Dataset records

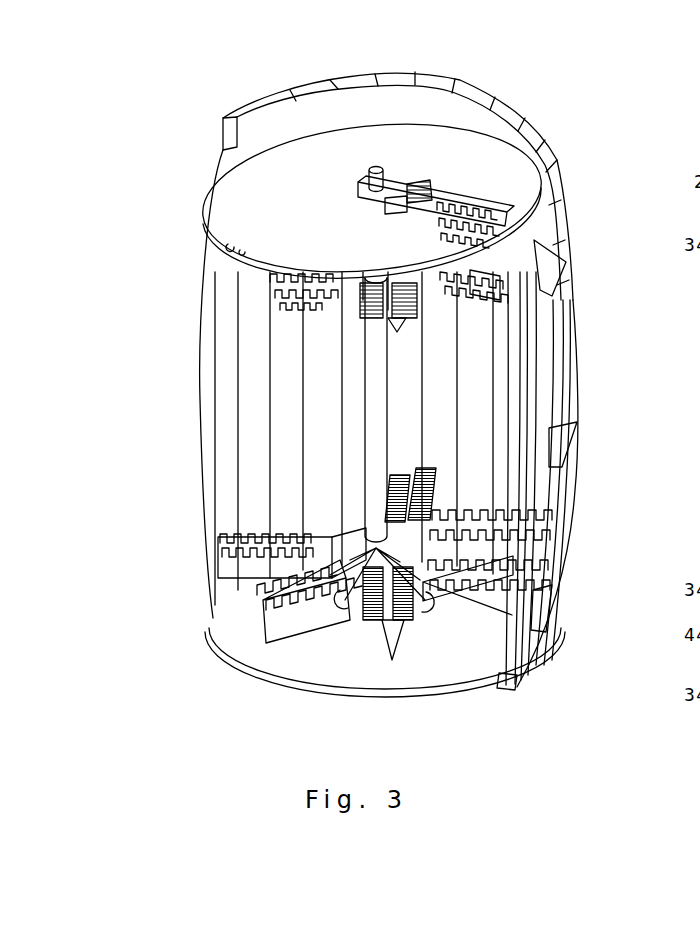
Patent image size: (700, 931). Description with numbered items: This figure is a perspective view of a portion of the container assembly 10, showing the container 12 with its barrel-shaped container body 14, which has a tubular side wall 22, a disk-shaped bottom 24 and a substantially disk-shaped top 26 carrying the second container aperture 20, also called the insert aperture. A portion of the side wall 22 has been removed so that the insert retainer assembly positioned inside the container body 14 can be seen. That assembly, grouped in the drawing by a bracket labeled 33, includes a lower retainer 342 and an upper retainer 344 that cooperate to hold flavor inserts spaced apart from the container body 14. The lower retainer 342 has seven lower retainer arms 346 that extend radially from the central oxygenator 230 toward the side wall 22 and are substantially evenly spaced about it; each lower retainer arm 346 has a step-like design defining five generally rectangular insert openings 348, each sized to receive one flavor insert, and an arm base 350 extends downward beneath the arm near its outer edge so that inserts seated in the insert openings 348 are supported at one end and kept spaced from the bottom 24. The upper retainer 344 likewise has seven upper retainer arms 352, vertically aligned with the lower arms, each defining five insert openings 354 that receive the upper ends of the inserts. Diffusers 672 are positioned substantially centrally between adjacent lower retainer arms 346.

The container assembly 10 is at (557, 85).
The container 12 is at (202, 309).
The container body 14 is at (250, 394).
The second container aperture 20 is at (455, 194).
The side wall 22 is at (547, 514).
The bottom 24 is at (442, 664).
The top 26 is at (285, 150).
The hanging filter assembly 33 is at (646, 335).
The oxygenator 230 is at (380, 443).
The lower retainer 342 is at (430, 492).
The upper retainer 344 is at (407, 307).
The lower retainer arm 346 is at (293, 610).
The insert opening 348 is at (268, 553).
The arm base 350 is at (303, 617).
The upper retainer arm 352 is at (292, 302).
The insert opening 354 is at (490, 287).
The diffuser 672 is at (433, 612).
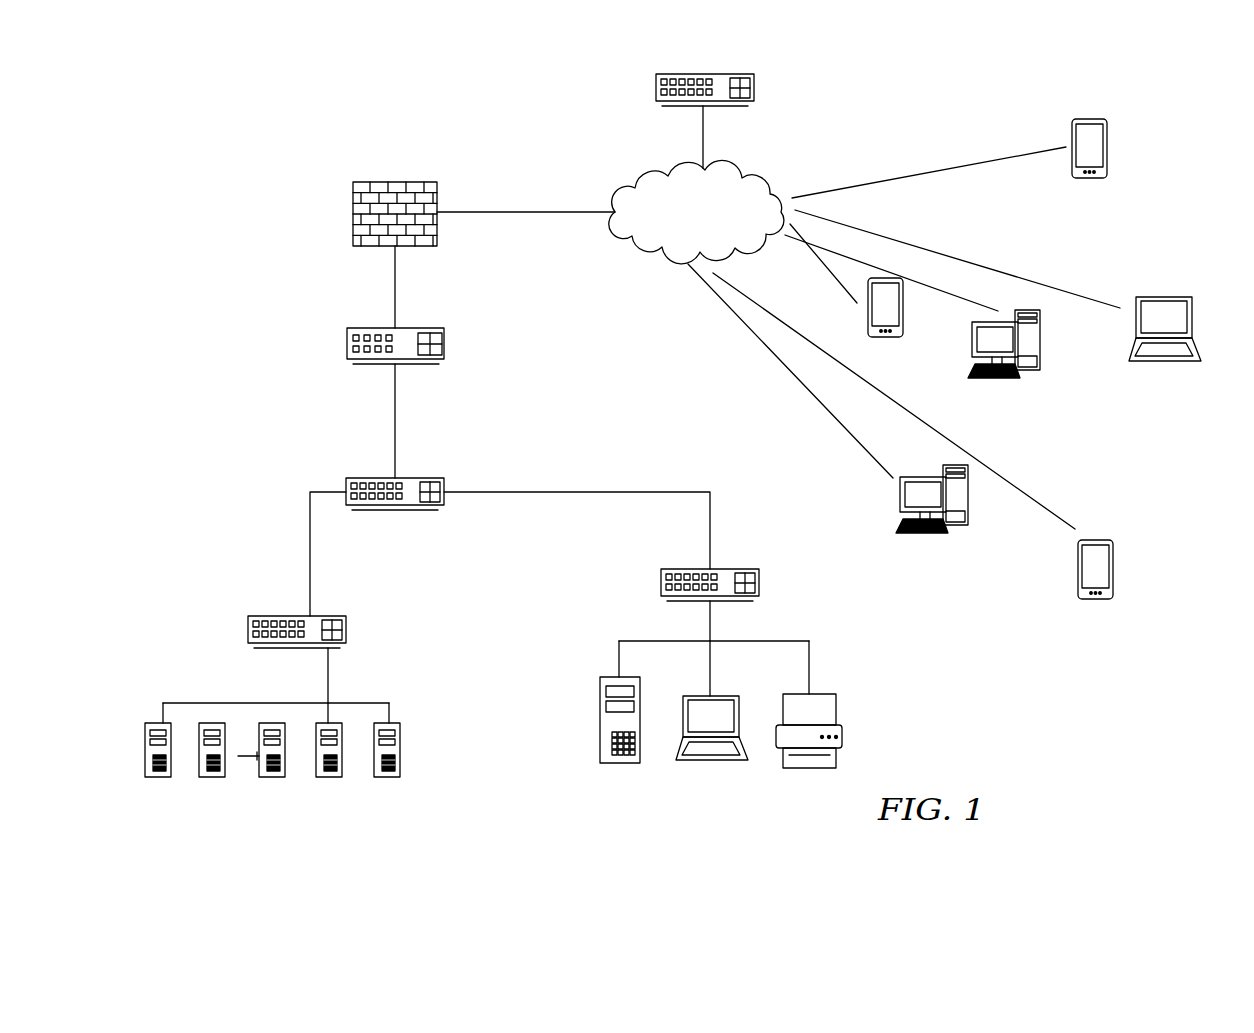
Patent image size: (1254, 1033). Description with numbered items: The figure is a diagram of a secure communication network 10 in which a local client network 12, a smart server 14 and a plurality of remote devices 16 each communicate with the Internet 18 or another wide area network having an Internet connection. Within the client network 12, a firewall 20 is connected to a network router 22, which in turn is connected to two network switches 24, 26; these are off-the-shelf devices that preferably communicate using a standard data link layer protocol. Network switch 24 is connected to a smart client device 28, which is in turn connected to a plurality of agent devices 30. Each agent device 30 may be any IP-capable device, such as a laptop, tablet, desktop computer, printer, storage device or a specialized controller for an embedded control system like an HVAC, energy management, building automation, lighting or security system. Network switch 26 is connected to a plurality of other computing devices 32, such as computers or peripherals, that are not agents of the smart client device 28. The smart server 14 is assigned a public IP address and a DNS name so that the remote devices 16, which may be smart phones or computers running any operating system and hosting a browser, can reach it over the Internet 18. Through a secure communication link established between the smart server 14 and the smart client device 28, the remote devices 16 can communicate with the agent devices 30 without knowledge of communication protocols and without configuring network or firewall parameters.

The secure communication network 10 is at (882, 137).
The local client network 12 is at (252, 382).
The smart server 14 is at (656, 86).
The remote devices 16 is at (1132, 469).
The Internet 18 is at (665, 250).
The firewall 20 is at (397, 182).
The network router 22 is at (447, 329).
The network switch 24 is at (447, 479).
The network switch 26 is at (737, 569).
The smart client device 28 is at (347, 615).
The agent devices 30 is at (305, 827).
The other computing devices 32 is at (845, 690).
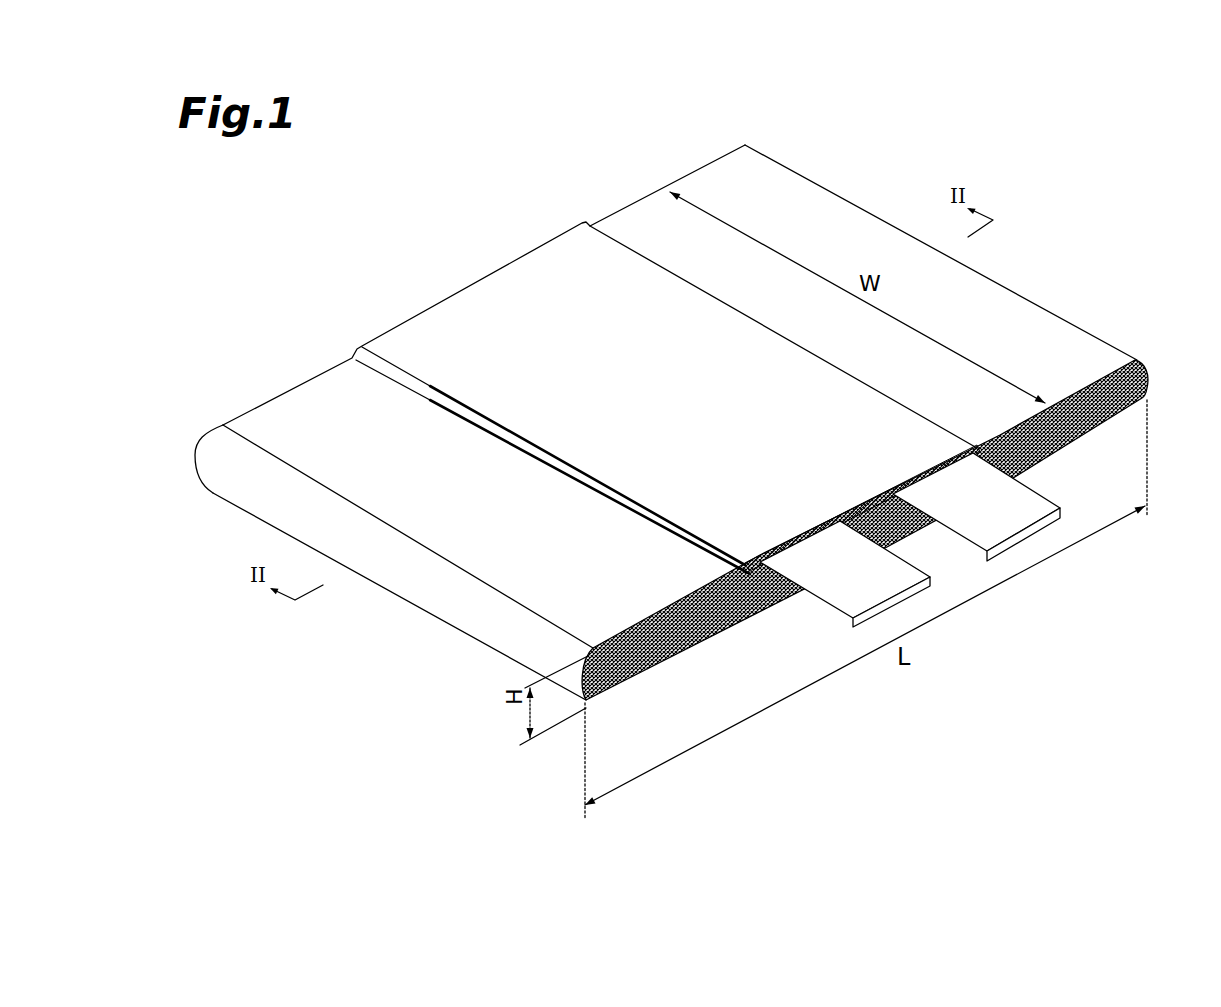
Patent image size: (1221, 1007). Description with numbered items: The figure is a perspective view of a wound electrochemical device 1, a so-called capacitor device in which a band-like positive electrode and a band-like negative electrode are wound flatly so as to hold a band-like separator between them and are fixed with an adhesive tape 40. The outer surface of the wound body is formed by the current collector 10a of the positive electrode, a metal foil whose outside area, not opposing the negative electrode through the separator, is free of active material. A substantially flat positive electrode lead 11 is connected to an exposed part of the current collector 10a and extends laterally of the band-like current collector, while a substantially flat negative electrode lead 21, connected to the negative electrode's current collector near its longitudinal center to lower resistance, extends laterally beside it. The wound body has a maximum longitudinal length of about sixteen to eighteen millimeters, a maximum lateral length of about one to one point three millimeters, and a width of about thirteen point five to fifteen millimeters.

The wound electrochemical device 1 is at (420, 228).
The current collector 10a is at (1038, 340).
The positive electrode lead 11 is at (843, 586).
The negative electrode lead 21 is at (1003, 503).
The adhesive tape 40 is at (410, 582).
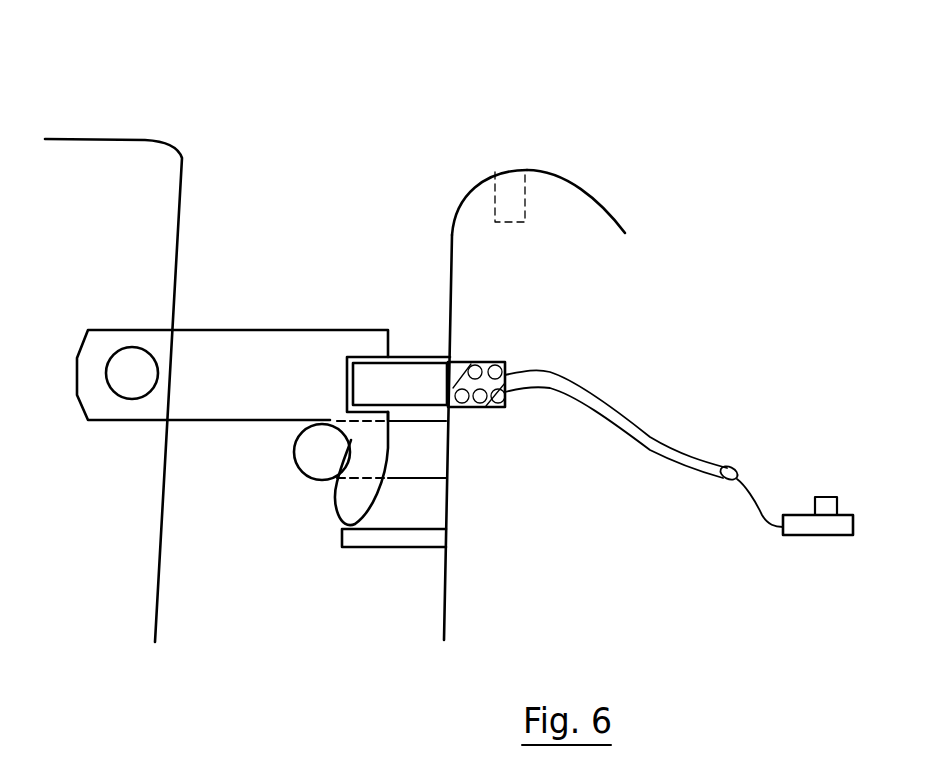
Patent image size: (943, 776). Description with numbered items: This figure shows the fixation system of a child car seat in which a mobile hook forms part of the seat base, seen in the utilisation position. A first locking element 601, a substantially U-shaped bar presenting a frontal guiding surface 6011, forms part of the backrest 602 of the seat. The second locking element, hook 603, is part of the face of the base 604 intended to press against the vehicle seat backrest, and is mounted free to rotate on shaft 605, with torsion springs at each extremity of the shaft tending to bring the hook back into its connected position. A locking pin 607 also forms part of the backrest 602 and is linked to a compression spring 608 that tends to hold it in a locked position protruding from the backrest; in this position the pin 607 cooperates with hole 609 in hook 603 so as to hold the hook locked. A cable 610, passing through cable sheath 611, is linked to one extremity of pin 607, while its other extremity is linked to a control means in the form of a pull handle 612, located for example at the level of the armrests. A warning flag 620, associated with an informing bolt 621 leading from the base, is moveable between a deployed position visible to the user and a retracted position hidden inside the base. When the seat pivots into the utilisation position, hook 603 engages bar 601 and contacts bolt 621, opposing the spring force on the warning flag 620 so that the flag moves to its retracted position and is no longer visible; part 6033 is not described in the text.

▶ Task instructions: Recast the lines of the records above as a JSON list of strings, one string per line and with blank lines omitted, running from the line that contains "Patent image size: (1254, 1033)." up to and including the line that contains "The smart client device 28 is at (347, 615).".

▶ Complete output:
[
  "Patent image size: (1254, 1033). Description with numbered items: The figure is a diagram of a secure communication network 10 in which a local client network 12, a smart server 14 and a plurality of remote devices 16 each communicate with the Internet 18 or another wide area network having an Internet connection. Within the client network 12, a firewall 20 is connected to a network router 22, which in turn is connected to two network switches 24, 26; these are off-the-shelf devices that preferably communicate using a standard data link layer protocol. Network switch 24 is connected to a smart client device 28, which is in turn connected to a plurality of agent devices 30. Each agent device 30 may be any IP-capable device, such as a laptop, tablet, desktop computer, printer, storage device or a specialized controller for an embedded control system like an HVAC, energy management, building automation, lighting or security system. Network switch 26 is connected to a plurality of other computing devices 32, such as computers or peripherals, that are not agents of the smart client device 28. The smart server 14 is assigned a public IP address and a DNS name so that the remote devices 16, which may be smart phones or computers running any operating system and hosting a browser, can reach it over the Internet 18. Through a secure communication link established between the smart server 14 and the smart client device 28, the remote devices 16 can communicate with the agent devices 30 without knowledge of communication protocols and without configuring network or firewall parameters.",
  "The secure communication network 10 is at (882, 137).",
  "The local client network 12 is at (252, 382).",
  "The smart server 14 is at (656, 86).",
  "The remote devices 16 is at (1132, 469).",
  "The Internet 18 is at (665, 250).",
  "The firewall 20 is at (397, 182).",
  "The network router 22 is at (447, 329).",
  "The network switch 24 is at (447, 479).",
  "The network switch 26 is at (737, 569).",
  "The smart client device 28 is at (347, 615)."
]